#### [Dataset extract]
◆ ◆ ◆ ◆ ◆ ◆ ◆
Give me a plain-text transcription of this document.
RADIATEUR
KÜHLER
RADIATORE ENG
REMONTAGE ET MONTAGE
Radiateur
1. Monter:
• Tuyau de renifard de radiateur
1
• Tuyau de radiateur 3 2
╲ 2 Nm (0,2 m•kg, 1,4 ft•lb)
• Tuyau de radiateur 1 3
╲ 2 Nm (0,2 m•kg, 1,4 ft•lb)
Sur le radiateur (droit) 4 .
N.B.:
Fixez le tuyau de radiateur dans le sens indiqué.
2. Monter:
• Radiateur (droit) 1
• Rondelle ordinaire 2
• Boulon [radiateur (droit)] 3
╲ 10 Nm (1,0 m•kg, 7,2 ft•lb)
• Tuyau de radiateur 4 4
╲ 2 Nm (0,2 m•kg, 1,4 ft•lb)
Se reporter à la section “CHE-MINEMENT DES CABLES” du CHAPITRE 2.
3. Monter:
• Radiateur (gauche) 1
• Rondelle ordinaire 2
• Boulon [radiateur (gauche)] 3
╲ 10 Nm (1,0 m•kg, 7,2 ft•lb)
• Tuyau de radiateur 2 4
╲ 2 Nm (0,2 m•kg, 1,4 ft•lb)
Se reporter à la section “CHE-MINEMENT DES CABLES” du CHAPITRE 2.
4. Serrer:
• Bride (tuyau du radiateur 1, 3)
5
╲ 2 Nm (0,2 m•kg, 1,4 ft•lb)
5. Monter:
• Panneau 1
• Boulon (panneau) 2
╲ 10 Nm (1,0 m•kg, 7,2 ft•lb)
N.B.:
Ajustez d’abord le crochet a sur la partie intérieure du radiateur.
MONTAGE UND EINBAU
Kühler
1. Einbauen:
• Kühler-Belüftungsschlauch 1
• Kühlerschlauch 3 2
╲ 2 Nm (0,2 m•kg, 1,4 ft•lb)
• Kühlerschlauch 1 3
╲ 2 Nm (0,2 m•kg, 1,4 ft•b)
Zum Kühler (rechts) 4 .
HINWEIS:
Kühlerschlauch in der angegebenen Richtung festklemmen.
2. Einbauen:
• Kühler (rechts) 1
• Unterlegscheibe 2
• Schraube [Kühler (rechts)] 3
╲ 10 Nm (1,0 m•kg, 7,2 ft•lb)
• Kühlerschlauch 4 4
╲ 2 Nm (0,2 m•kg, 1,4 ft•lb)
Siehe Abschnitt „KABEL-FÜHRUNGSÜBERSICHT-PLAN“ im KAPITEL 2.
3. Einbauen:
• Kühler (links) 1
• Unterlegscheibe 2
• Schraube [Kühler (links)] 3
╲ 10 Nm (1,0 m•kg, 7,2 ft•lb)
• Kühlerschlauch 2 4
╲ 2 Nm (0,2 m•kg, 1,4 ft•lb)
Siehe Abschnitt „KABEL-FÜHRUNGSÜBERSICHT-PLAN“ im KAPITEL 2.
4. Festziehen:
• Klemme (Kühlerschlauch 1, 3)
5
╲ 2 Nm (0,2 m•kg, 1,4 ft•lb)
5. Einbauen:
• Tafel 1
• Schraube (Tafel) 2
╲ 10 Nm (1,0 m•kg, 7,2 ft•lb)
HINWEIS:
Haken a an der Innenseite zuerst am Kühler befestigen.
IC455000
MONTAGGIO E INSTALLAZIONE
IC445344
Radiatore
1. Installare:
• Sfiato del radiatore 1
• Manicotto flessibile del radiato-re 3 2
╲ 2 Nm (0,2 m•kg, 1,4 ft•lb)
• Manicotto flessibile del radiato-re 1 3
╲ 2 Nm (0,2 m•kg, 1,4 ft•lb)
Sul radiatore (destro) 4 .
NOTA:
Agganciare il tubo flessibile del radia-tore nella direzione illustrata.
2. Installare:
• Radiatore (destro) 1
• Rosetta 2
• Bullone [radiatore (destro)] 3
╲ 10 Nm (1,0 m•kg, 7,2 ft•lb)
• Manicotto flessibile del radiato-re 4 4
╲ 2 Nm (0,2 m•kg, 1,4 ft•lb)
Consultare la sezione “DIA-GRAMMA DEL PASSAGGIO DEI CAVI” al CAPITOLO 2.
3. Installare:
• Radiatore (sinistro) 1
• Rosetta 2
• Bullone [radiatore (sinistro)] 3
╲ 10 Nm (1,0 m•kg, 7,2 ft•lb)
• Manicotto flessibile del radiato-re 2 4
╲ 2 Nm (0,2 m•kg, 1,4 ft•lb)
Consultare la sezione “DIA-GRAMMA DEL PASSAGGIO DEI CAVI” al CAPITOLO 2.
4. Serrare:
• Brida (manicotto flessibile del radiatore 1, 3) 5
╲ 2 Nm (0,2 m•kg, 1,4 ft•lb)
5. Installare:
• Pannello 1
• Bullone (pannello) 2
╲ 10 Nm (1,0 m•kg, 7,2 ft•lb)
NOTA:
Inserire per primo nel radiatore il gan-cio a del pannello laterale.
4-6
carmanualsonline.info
◆ ◆ ◆ ◆ ◆ ◆ ◆
#### [Stated goal]
Retype every entry word for word.

#### [Exercise response]
Give me a plain-text transcription of this document.
RADIATEUR
KÜHLER
RADIATORE ENG
REMONTAGE ET MONTAGE
Radiateur
1. Monter:
• Tuyau de renifard de radiateur
1
• Tuyau de radiateur 3 2
╲ 2 Nm (0,2 m•kg, 1,4 ft•lb)
• Tuyau de radiateur 1 3
╲ 2 Nm (0,2 m•kg, 1,4 ft•lb)
Sur le radiateur (droit) 4 .
N.B.:
Fixez le tuyau de radiateur dans le sens indiqué.
2. Monter:
• Radiateur (droit) 1
• Rondelle ordinaire 2
• Boulon [radiateur (droit)] 3
╲ 10 Nm (1,0 m•kg, 7,2 ft•lb)
• Tuyau de radiateur 4 4
╲ 2 Nm (0,2 m•kg, 1,4 ft•lb)
Se reporter à la section “CHE-MINEMENT DES CABLES” du CHAPITRE 2.
3. Monter:
• Radiateur (gauche) 1
• Rondelle ordinaire 2
• Boulon [radiateur (gauche)] 3
╲ 10 Nm (1,0 m•kg, 7,2 ft•lb)
• Tuyau de radiateur 2 4
╲ 2 Nm (0,2 m•kg, 1,4 ft•lb)
Se reporter à la section “CHE-MINEMENT DES CABLES” du CHAPITRE 2.
4. Serrer:
• Bride (tuyau du radiateur 1, 3)
5
╲ 2 Nm (0,2 m•kg, 1,4 ft•lb)
5. Monter:
• Panneau 1
• Boulon (panneau) 2
╲ 10 Nm (1,0 m•kg, 7,2 ft•lb)
N.B.:
Ajustez d’abord le crochet a sur la partie intérieure du radiateur.
MONTAGE UND EINBAU
Kühler
1. Einbauen:
• Kühler-Belüftungsschlauch 1
• Kühlerschlauch 3 2
╲ 2 Nm (0,2 m•kg, 1,4 ft•lb)
• Kühlerschlauch 1 3
╲ 2 Nm (0,2 m•kg, 1,4 ft•b)
Zum Kühler (rechts) 4 .
HINWEIS:
Kühlerschlauch in der angegebenen Richtung festklemmen.
2. Einbauen:
• Kühler (rechts) 1
• Unterlegscheibe 2
• Schraube [Kühler (rechts)] 3
╲ 10 Nm (1,0 m•kg, 7,2 ft•lb)
• Kühlerschlauch 4 4
╲ 2 Nm (0,2 m•kg, 1,4 ft•lb)
Siehe Abschnitt „KABEL-FÜHRUNGSÜBERSICHT-PLAN“ im KAPITEL 2.
3. Einbauen:
• Kühler (links) 1
• Unterlegscheibe 2
• Schraube [Kühler (links)] 3
╲ 10 Nm (1,0 m•kg, 7,2 ft•lb)
• Kühlerschlauch 2 4
╲ 2 Nm (0,2 m•kg, 1,4 ft•lb)
Siehe Abschnitt „KABEL-FÜHRUNGSÜBERSICHT-PLAN“ im KAPITEL 2.
4. Festziehen:
• Klemme (Kühlerschlauch 1, 3)
5
╲ 2 Nm (0,2 m•kg, 1,4 ft•lb)
5. Einbauen:
• Tafel 1
• Schraube (Tafel) 2
╲ 10 Nm (1,0 m•kg, 7,2 ft•lb)
HINWEIS:
Haken a an der Innenseite zuerst am Kühler befestigen.
IC455000
MONTAGGIO E INSTALLAZIONE
IC445344
Radiatore
1. Installare:
• Sfiato del radiatore 1
• Manicotto flessibile del radiato-re 3 2
╲ 2 Nm (0,2 m•kg, 1,4 ft•lb)
• Manicotto flessibile del radiato-re 1 3
╲ 2 Nm (0,2 m•kg, 1,4 ft•lb)
Sul radiatore (destro) 4 .
NOTA:
Agganciare il tubo flessibile del radia-tore nella direzione illustrata.
2. Installare:
• Radiatore (destro) 1
• Rosetta 2
• Bullone [radiatore (destro)] 3
╲ 10 Nm (1,0 m•kg, 7,2 ft•lb)
• Manicotto flessibile del radiato-re 4 4
╲ 2 Nm (0,2 m•kg, 1,4 ft•lb)
Consultare la sezione “DIA-GRAMMA DEL PASSAGGIO DEI CAVI” al CAPITOLO 2.
3. Installare:
• Radiatore (sinistro) 1
• Rosetta 2
• Bullone [radiatore (sinistro)] 3
╲ 10 Nm (1,0 m•kg, 7,2 ft•lb)
• Manicotto flessibile del radiato-re 2 4
╲ 2 Nm (0,2 m•kg, 1,4 ft•lb)
Consultare la sezione “DIA-GRAMMA DEL PASSAGGIO DEI CAVI” al CAPITOLO 2.
4. Serrare:
• Brida (manicotto flessibile del radiatore 1, 3) 5
╲ 2 Nm (0,2 m•kg, 1,4 ft•lb)
5. Installare:
• Pannello 1
• Bullone (pannello) 2
╲ 10 Nm (1,0 m•kg, 7,2 ft•lb)
NOTA:
Inserire per primo nel radiatore il gan-cio a del pannello laterale.
4-6
carmanualsonline.info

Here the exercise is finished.